━━━ EXTRAIT DU TEXTE ━━━
Ils ont précédé Paul Walker

Simon Riaux | 3 décembre 2013
Simon Riaux | 3 décembre 2013
Paul Walker n'est pas le premier à mourir au beau milieu d'un tournage. L'histoire du cinéma nous enseigne qu'il a été précédé de prestigieux artistes au triste panthéon des décès prématurés. Sentier de la gloire ou glas prématuré, la mort rode devant et derrière l'écran, consacrant les uns, balayant les autres.

 

Bruce Lee – Le Jeu de la mort

Nous sommes en 1973 et l'emblème du cinéma d'art martiaux entend être la star d'un film dédié à sa propre pratique des arts martiaux, histoire d'assoir tout à fait sa domination à l'international. Manque de pot, une poignée de combats filmés plus tard, l'athlète meurt sans crier gare (sans crier du tout d'ailleurs). Résultat, le producteur se démène pour sortir une première version rafistolée n'importe comment, avant d'embaucher un sosie pas ressemblant pour un sou afin de boucher les trous. Le résultat est surréaliste et abracadabrantesque, mais imprime les rétines grâce à l'affrontement mémorable entre Lee et Kareem Abdul Jabbar. On ne pourra pas en dire autant de la suite opportuniste qui verra le jour...

 

Brandon Lee – The Crow

Le 31 mars 1993, Brandon n'imagine pas qu'il est sur le point de marcher dans les pas de son père. Il est abattu sur le tournage du film qui doit le consacrer en tant que star montante, un trip glam-romantico-gothique, où revenu d'entre les morts, il venge sa bien aimée et lui-même, massacrés par de sales types. Le revolver qui doit mettre fin aux jours de son personnage a beau être un accessoire, dans la stupeur généralisée, le comédien s'écroule touché par un éclat de balle à blanc. Mal nettoyée après un premier tir, l'arme a dramatiquement rempli son office. Point de corbeau vengeur pour Brandon, mais une doublure numérique très réussie et une aura funèbre qui servira le film et lui servira longtemps d'alibi artistique.
━━━ DONNÉES ━━━
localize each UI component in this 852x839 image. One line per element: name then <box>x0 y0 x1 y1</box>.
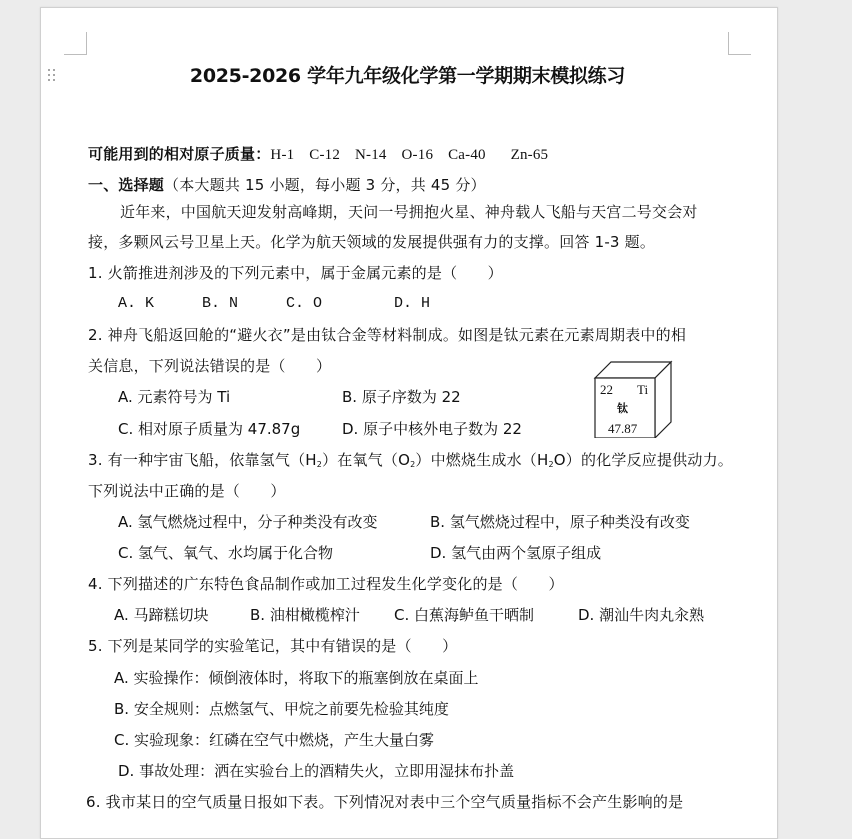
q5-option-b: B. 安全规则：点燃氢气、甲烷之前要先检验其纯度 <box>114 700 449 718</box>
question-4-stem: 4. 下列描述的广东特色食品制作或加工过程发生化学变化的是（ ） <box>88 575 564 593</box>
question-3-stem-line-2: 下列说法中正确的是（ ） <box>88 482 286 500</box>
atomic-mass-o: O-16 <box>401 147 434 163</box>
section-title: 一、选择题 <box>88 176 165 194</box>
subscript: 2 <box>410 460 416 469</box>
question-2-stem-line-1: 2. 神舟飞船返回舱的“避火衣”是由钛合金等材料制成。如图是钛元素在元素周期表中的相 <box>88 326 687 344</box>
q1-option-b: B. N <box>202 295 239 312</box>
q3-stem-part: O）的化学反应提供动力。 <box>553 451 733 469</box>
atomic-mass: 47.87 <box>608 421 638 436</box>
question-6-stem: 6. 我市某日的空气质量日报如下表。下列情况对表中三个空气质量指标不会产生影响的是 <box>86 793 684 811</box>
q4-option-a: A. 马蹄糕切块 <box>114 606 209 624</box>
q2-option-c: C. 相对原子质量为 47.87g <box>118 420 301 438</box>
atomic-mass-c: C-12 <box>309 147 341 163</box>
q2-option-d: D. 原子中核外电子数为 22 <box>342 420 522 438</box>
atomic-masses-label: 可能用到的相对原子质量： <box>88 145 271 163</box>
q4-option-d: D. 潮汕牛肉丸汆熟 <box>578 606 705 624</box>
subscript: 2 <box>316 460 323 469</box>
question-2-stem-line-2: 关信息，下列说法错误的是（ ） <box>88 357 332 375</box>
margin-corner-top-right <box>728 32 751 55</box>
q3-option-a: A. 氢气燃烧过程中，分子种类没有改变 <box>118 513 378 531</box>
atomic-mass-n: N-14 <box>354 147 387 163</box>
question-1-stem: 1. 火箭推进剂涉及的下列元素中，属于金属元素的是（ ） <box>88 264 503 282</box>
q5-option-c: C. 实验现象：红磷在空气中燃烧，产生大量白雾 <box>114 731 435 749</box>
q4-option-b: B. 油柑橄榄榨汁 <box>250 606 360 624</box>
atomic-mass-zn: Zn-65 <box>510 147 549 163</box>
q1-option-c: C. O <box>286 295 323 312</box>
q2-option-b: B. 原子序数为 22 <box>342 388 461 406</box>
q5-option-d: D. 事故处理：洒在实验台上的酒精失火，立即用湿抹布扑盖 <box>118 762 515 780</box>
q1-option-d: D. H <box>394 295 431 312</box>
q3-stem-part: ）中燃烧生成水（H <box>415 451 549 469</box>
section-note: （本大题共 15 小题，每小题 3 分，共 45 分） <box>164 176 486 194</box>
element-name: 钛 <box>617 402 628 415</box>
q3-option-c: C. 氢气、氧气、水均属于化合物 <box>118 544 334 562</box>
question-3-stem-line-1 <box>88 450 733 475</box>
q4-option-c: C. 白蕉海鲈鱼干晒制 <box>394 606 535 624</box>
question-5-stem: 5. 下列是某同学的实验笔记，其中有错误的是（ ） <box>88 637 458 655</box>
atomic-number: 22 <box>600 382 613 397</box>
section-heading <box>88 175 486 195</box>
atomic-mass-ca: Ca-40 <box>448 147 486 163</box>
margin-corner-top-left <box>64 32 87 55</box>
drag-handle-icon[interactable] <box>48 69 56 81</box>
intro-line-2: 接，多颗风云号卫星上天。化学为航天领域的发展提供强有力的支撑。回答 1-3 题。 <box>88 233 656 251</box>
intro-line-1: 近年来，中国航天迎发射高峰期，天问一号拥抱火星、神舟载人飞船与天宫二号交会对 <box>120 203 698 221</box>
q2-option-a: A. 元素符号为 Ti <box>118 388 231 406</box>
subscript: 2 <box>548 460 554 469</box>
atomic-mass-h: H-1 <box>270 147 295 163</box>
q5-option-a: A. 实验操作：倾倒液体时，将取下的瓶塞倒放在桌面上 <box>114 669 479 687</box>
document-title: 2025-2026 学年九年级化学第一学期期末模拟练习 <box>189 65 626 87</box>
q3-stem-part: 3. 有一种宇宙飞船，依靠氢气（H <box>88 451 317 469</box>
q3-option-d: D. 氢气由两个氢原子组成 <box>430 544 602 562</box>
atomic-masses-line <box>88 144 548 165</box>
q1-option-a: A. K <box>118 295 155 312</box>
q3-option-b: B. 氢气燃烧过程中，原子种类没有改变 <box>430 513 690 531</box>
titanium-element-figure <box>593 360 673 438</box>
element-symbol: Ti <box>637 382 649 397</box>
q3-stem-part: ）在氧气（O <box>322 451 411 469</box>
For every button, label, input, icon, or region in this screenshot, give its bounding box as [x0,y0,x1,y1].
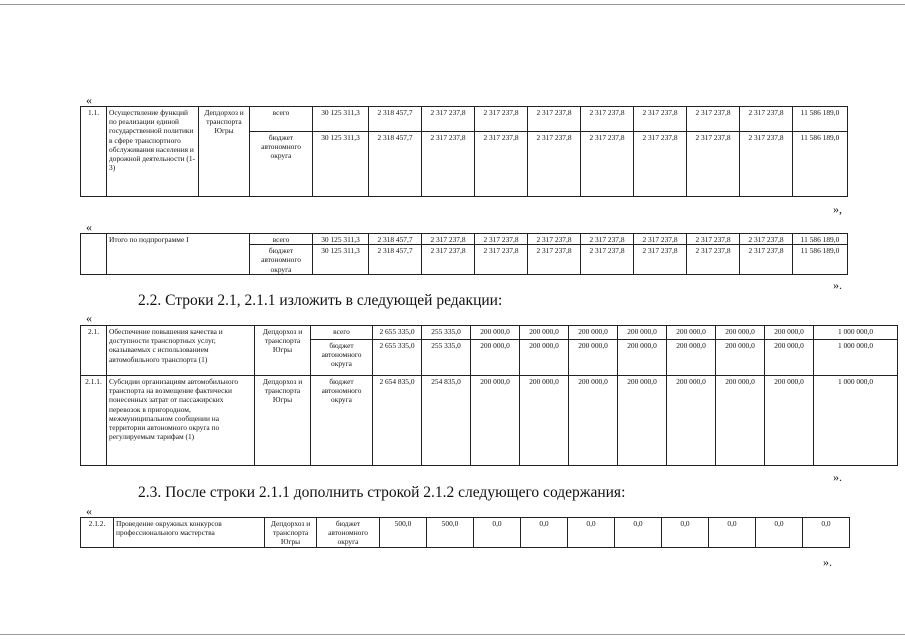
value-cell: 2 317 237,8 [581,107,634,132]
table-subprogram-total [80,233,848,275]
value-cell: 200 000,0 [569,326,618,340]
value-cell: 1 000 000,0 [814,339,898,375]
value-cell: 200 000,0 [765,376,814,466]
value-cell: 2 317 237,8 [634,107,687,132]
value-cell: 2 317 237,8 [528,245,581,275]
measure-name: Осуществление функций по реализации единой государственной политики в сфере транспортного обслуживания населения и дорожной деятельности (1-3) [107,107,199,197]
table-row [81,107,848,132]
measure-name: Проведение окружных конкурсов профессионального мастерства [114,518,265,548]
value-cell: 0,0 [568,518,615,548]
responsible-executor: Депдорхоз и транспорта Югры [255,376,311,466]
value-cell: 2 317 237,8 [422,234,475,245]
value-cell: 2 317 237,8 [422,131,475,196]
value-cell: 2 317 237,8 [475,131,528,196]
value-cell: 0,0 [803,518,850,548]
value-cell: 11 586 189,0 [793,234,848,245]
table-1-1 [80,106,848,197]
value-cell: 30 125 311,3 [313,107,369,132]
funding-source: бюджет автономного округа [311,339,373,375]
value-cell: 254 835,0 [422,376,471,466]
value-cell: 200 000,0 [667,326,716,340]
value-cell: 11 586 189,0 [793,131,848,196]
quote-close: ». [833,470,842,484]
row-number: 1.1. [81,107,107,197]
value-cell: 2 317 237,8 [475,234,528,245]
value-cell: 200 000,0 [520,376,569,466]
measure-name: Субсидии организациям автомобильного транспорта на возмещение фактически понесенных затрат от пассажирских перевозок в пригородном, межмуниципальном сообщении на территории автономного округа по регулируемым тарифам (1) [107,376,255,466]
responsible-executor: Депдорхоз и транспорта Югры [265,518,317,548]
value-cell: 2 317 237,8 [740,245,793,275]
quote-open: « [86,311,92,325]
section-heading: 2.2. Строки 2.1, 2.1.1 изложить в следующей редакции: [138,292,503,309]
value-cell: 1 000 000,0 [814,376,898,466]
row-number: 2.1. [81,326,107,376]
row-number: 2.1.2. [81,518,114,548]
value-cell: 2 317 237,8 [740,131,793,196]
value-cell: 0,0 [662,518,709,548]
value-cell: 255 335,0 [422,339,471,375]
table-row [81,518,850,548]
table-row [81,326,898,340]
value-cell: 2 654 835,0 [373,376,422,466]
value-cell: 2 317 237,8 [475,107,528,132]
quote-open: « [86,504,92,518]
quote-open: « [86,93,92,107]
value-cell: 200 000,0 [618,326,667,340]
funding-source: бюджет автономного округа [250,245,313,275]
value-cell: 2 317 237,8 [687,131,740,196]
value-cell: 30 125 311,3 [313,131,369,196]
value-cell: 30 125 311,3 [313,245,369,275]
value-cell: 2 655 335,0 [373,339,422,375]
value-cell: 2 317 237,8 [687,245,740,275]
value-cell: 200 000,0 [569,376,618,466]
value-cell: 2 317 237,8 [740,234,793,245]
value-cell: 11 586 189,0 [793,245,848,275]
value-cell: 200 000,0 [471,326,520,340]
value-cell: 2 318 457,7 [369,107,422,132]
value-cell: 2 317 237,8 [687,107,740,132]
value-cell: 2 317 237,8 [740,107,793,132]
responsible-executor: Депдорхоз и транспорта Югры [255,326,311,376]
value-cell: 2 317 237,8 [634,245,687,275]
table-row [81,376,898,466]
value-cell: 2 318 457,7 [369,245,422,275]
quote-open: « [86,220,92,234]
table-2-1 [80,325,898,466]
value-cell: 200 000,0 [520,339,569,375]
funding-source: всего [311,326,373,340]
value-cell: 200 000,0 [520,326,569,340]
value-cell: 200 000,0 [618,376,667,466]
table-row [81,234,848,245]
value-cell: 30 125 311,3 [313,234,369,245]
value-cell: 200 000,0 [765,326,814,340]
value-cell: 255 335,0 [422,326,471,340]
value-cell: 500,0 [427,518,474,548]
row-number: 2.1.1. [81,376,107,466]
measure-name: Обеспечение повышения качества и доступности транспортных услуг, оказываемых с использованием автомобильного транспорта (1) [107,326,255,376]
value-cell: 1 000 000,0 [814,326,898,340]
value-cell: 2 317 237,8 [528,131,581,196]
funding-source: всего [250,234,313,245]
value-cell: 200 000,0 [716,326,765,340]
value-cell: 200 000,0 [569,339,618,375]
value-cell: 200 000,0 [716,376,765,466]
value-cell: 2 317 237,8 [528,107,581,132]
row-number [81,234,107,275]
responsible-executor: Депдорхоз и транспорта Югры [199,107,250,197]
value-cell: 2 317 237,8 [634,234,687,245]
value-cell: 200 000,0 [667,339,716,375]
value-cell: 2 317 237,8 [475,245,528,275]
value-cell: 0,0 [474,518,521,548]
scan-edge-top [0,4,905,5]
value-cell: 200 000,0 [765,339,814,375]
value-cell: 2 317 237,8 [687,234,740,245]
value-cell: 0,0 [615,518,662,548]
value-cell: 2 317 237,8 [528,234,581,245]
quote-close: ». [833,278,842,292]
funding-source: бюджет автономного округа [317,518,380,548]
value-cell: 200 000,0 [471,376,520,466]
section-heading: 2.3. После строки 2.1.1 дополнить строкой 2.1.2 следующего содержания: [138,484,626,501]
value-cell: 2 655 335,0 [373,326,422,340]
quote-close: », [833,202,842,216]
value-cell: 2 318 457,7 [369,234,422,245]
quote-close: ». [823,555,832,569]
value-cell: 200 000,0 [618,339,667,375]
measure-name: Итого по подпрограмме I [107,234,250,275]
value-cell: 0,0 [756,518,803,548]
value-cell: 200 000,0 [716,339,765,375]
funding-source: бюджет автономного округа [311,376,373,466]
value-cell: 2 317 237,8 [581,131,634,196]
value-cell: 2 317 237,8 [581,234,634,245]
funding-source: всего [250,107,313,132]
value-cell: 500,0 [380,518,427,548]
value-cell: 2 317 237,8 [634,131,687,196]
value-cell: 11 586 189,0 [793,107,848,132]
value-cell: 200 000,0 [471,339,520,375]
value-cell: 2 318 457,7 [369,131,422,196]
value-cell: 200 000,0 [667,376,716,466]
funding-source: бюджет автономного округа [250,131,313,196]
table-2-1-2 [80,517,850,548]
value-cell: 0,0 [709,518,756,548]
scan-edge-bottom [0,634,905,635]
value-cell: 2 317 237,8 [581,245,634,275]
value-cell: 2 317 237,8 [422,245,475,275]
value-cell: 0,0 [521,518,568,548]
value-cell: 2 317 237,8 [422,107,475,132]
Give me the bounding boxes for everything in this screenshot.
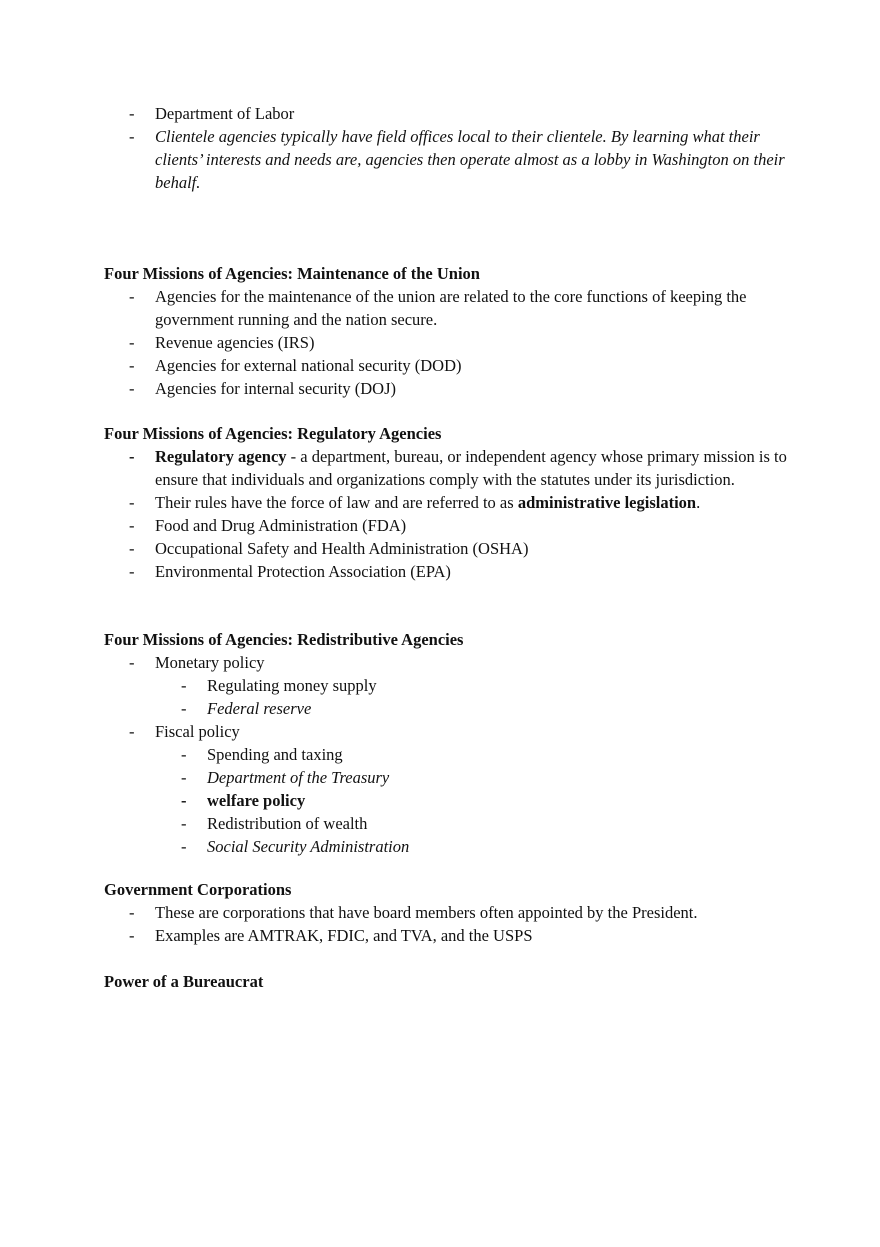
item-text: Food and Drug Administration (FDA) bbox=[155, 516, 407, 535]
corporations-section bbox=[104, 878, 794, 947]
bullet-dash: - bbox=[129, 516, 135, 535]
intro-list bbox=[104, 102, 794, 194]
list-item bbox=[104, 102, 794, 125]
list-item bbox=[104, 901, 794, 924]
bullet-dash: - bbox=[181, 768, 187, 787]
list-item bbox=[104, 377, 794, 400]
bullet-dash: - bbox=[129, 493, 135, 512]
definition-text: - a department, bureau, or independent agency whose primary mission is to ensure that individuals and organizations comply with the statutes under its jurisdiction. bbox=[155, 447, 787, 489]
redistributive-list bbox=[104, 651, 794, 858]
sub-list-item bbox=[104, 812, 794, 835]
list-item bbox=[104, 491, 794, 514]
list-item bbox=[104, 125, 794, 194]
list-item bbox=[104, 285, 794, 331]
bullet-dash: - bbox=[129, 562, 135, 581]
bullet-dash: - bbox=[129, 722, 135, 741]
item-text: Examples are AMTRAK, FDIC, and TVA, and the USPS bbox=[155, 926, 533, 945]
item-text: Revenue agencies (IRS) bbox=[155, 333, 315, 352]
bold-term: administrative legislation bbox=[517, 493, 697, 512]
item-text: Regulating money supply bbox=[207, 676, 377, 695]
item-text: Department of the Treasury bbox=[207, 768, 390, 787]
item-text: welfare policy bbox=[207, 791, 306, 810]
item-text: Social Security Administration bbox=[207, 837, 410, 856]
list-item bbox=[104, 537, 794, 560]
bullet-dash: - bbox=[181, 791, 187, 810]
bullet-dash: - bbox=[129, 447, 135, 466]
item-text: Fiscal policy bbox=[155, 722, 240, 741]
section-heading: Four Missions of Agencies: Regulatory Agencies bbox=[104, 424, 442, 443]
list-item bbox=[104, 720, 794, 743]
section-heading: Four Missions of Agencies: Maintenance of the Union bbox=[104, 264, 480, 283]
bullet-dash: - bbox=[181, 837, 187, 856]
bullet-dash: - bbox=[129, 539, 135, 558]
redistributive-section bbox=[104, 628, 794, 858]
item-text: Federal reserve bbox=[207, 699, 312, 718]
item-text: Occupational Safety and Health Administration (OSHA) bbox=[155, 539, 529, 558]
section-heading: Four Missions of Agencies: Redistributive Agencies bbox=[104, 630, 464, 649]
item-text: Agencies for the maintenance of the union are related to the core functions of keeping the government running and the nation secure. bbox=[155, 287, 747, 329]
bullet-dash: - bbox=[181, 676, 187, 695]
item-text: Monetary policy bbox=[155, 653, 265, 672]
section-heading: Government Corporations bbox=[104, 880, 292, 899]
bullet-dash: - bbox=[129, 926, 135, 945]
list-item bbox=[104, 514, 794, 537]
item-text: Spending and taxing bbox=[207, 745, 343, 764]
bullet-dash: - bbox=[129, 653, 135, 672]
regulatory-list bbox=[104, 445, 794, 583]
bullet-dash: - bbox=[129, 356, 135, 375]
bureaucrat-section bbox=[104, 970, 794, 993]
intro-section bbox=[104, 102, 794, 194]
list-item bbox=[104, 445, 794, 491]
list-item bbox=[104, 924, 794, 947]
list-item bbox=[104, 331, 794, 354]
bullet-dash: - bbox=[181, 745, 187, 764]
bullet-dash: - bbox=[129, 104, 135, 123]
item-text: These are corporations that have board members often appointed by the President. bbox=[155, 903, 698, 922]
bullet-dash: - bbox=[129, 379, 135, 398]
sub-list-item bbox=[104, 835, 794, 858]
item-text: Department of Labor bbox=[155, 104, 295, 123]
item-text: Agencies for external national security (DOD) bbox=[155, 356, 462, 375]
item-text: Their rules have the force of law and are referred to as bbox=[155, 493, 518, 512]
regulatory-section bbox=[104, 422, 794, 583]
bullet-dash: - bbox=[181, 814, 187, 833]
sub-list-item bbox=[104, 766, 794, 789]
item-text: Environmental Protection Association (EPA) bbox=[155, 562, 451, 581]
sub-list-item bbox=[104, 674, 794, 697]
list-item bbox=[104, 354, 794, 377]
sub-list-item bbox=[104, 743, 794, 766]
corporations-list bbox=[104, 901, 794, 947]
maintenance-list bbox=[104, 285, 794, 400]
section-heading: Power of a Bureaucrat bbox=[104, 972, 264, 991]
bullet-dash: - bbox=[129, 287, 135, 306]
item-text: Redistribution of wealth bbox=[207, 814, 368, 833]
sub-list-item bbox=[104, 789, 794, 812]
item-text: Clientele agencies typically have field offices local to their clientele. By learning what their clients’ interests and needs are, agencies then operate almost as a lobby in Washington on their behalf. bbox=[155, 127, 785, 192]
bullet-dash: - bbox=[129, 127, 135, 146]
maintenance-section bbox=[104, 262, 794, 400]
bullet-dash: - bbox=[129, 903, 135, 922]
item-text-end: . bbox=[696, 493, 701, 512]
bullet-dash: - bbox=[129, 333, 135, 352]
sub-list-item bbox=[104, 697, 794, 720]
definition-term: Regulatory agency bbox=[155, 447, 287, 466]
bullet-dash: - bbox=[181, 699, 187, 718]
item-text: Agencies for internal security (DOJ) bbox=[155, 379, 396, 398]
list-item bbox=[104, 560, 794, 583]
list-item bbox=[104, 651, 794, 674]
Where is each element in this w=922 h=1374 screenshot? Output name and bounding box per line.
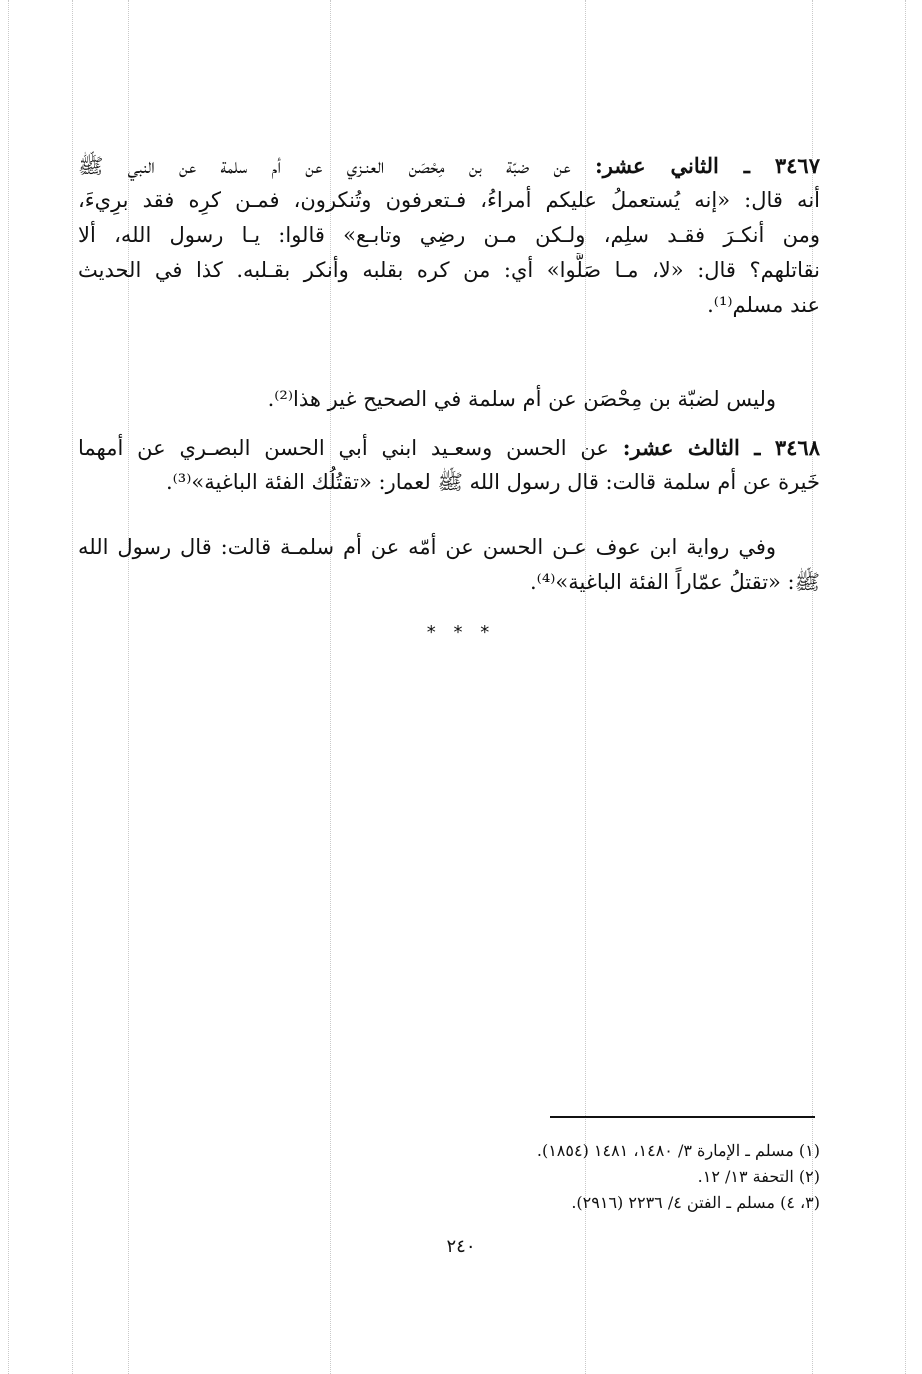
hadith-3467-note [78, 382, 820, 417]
━━━
• **EXERCICE COURT**: D'après l'extrait du texte sur les acteurs morts en plein tournage, indiquez contre qui Bruce Lee livre l'affrontement mémorable du Jeu de la mort.

• **RÉPONSE ATTENDUE**: Contre Kareem Abdul Jabbar.